Collected data:

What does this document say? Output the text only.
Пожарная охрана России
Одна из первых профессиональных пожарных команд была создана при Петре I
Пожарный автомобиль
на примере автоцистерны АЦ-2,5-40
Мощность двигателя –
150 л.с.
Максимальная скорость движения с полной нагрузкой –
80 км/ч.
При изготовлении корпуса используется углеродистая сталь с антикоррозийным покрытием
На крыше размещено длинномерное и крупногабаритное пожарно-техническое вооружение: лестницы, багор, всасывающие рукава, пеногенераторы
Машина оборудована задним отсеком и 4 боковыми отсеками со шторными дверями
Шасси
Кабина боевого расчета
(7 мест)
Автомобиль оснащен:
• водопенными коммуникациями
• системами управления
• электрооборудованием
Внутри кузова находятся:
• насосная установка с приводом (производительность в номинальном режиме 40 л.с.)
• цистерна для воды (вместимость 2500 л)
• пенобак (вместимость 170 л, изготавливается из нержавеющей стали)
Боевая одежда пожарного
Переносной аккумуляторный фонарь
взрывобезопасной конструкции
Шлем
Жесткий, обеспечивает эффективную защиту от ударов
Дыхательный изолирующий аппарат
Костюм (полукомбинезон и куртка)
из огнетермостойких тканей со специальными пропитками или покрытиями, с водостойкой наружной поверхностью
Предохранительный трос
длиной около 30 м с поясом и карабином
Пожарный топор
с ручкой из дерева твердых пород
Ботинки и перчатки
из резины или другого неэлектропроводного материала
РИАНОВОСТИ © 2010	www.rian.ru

> To do
Every record shown above should be written out again exactly.

> The response
What does this document say? Output the text only.
Пожарная охрана России
Одна из первых профессиональных пожарных команд была создана при Петре I
Пожарный автомобиль
на примере автоцистерны АЦ-2,5-40
Мощность двигателя –
150 л.с.
Максимальная скорость движения с полной нагрузкой –
80 км/ч.
При изготовлении корпуса используется углеродистая сталь с антикоррозийным покрытием
На крыше размещено длинномерное и крупногабаритное пожарно-техническое вооружение: лестницы, багор, всасывающие рукава, пеногенераторы
Машина оборудована задним отсеком и 4 боковыми отсеками со шторными дверями
Шасси
Кабина боевого расчета
(7 мест)
Автомобиль оснащен:
• водопенными коммуникациями
• системами управления
• электрооборудованием
Внутри кузова находятся:
• насосная установка с приводом (производительность в номинальном режиме 40 л.с.)
• цистерна для воды (вместимость 2500 л)
• пенобак (вместимость 170 л, изготавливается из нержавеющей стали)
Боевая одежда пожарного
Переносной аккумуляторный фонарь
взрывобезопасной конструкции
Шлем
Жесткий, обеспечивает эффективную защиту от ударов
Дыхательный изолирующий аппарат
Костюм (полукомбинезон и куртка)
из огнетермостойких тканей со специальными пропитками или покрытиями, с водостойкой наружной поверхностью
Предохранительный трос
длиной около 30 м с поясом и карабином
Пожарный топор
с ручкой из дерева твердых пород
Ботинки и перчатки
из резины или другого неэлектропроводного материала
РИАНОВОСТИ © 2010	www.rian.ru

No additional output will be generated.